---------- EXERCISE DATA
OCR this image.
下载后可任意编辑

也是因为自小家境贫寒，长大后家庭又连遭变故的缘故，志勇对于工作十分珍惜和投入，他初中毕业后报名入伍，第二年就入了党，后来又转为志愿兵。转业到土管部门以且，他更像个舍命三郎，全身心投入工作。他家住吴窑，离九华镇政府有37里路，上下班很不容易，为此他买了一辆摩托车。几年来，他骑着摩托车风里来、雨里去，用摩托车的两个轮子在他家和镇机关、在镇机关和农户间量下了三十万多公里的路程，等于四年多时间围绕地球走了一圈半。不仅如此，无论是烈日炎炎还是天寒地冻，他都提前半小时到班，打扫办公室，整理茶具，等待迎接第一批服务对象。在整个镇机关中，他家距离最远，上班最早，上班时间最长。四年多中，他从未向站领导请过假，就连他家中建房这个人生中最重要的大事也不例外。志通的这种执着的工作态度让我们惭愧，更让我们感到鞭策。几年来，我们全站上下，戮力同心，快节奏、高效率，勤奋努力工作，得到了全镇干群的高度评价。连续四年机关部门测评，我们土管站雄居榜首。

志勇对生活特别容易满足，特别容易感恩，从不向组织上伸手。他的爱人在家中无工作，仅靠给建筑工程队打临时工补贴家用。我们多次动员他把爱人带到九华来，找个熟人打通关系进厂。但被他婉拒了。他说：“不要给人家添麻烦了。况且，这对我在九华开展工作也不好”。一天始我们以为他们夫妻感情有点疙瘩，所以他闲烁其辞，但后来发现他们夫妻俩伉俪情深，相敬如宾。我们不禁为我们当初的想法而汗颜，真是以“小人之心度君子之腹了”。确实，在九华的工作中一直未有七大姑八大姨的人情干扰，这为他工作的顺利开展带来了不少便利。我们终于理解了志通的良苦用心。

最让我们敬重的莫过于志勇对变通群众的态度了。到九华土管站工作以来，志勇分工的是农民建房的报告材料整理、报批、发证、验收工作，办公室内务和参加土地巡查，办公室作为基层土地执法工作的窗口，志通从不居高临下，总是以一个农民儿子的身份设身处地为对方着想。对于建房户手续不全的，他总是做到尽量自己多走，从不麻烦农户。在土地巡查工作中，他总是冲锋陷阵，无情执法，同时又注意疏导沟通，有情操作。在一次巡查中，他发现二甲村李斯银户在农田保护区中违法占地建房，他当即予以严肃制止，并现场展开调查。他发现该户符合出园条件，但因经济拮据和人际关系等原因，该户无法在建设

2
--------------------
• SET PROBLEM: Write out every entry above, word for word.

• WRITTEN REPLY:
OCR this image.
下载后可任意编辑

也是因为自小家境贫寒，长大后家庭又连遭变故的缘故，志勇对于工作十分珍惜和投入，他初中毕业后报名入伍，第二年就入了党，后来又转为志愿兵。转业到土管部门以且，他更像个舍命三郎，全身心投入工作。他家住吴窑，离九华镇政府有37里路，上下班很不容易，为此他买了一辆摩托车。几年来，他骑着摩托车风里来、雨里去，用摩托车的两个轮子在他家和镇机关、在镇机关和农户间量下了三十万多公里的路程，等于四年多时间围绕地球走了一圈半。不仅如此，无论是烈日炎炎还是天寒地冻，他都提前半小时到班，打扫办公室，整理茶具，等待迎接第一批服务对象。在整个镇机关中，他家距离最远，上班最早，上班时间最长。四年多中，他从未向站领导请过假，就连他家中建房这个人生中最重要的大事也不例外。志通的这种执着的工作态度让我们惭愧，更让我们感到鞭策。几年来，我们全站上下，戮力同心，快节奏、高效率，勤奋努力工作，得到了全镇干群的高度评价。连续四年机关部门测评，我们土管站雄居榜首。

志勇对生活特别容易满足，特别容易感恩，从不向组织上伸手。他的爱人在家中无工作，仅靠给建筑工程队打临时工补贴家用。我们多次动员他把爱人带到九华来，找个熟人打通关系进厂。但被他婉拒了。他说：“不要给人家添麻烦了。况且，这对我在九华开展工作也不好”。一天始我们以为他们夫妻感情有点疙瘩，所以他闲烁其辞，但后来发现他们夫妻俩伉俪情深，相敬如宾。我们不禁为我们当初的想法而汗颜，真是以“小人之心度君子之腹了”。确实，在九华的工作中一直未有七大姑八大姨的人情干扰，这为他工作的顺利开展带来了不少便利。我们终于理解了志通的良苦用心。

最让我们敬重的莫过于志勇对变通群众的态度了。到九华土管站工作以来，志勇分工的是农民建房的报告材料整理、报批、发证、验收工作，办公室内务和参加土地巡查，办公室作为基层土地执法工作的窗口，志通从不居高临下，总是以一个农民儿子的身份设身处地为对方着想。对于建房户手续不全的，他总是做到尽量自己多走，从不麻烦农户。在土地巡查工作中，他总是冲锋陷阵，无情执法，同时又注意疏导沟通，有情操作。在一次巡查中，他发现二甲村李斯银户在农田保护区中违法占地建房，他当即予以严肃制止，并现场展开调查。他发现该户符合出园条件，但因经济拮据和人际关系等原因，该户无法在建设

2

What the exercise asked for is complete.